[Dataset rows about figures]
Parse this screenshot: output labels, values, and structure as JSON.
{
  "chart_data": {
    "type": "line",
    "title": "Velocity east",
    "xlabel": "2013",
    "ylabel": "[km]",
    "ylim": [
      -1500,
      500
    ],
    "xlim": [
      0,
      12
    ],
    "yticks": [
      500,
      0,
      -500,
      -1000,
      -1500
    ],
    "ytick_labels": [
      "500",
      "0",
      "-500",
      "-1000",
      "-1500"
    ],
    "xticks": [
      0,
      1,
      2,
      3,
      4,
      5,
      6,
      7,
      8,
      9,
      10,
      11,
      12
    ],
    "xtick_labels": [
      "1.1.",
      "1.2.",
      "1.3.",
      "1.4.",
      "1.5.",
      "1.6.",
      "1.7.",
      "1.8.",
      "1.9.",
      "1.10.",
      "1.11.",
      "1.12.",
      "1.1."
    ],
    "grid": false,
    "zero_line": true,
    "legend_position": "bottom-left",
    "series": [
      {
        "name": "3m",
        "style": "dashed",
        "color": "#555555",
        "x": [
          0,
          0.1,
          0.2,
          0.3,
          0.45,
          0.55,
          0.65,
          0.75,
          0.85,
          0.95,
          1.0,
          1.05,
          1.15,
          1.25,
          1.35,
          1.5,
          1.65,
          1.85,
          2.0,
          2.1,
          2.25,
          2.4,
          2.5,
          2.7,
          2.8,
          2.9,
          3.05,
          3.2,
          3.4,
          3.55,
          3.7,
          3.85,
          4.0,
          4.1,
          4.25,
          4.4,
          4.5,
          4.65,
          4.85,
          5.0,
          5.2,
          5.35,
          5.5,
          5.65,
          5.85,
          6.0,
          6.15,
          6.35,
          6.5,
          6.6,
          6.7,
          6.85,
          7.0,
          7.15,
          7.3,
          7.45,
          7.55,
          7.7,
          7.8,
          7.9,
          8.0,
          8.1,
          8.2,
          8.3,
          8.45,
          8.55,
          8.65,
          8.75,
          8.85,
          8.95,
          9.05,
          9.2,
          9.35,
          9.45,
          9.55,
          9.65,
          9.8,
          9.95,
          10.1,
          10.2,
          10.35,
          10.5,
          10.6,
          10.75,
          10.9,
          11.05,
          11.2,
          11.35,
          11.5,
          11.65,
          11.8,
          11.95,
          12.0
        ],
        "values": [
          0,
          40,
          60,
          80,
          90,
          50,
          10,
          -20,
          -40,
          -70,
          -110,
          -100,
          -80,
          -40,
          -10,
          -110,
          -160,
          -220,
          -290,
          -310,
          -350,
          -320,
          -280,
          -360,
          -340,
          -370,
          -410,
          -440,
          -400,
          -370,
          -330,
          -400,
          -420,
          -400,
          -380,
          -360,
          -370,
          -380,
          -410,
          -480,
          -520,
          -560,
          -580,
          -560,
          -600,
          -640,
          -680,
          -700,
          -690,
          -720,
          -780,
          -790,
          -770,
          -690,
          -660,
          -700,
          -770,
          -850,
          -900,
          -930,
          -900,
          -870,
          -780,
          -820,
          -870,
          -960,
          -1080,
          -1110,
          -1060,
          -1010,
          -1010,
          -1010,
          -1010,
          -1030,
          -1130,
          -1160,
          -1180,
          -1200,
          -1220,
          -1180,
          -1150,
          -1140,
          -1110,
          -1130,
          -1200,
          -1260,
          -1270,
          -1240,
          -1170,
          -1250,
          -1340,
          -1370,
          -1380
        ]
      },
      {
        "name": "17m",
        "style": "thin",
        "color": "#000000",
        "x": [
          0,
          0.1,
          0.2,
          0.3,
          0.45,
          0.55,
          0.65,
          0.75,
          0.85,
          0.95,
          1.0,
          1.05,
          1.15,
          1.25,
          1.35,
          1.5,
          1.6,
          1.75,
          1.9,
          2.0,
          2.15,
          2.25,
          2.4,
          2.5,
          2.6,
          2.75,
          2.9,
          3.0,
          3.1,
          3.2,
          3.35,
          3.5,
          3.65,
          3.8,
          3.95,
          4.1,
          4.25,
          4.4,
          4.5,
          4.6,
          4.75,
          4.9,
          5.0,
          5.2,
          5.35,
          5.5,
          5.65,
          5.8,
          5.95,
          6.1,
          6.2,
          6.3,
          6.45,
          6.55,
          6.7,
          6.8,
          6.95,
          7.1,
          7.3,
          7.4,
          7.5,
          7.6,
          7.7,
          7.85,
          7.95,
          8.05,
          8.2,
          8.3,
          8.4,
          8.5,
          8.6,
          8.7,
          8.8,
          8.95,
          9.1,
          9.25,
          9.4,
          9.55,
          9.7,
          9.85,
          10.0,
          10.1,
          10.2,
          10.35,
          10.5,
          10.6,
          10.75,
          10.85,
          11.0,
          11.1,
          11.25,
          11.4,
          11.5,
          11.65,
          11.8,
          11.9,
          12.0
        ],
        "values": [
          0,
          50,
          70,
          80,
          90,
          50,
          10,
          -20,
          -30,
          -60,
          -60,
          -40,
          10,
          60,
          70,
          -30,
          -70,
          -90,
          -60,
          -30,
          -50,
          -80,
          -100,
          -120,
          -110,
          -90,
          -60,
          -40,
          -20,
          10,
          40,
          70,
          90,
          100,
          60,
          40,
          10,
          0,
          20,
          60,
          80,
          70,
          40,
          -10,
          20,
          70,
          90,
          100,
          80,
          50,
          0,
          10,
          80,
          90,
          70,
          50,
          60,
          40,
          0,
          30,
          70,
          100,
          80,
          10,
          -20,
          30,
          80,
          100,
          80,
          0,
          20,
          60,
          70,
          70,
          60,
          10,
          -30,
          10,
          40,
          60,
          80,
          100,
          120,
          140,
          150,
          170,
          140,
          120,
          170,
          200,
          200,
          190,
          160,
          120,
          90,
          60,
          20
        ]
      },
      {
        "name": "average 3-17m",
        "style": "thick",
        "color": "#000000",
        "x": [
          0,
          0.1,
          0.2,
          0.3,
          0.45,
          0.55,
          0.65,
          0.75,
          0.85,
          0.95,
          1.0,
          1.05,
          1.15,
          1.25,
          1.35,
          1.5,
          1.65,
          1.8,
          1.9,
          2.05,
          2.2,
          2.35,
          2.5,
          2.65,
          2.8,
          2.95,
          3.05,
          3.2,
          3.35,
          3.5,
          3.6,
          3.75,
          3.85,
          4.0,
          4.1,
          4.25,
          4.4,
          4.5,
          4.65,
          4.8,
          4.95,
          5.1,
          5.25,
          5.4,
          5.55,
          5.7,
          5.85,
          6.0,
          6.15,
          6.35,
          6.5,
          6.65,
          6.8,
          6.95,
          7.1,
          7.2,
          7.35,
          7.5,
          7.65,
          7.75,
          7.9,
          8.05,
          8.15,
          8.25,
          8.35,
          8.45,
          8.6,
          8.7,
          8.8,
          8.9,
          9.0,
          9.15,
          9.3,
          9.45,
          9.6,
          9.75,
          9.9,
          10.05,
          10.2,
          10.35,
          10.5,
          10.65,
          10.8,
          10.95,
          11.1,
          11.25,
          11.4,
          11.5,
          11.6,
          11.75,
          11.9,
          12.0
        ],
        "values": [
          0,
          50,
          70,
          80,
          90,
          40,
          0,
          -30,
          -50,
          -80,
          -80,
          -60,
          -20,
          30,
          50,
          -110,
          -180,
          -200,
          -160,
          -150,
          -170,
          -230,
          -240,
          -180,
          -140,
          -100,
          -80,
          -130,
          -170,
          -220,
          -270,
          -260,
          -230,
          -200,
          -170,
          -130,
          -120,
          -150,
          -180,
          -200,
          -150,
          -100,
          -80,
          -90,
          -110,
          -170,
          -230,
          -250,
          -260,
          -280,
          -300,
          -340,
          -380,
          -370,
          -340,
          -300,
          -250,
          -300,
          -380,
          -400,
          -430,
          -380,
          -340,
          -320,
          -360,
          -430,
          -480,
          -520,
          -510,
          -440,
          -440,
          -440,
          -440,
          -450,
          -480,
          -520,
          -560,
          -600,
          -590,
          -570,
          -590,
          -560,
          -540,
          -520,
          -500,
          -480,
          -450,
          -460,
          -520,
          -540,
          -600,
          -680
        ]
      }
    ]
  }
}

■ Stated goal:
Identify every line holding the word "style" and copy it out.

■ Answer to the task:
        "style": "dashed",
        "style": "thin",
        "style": "thick",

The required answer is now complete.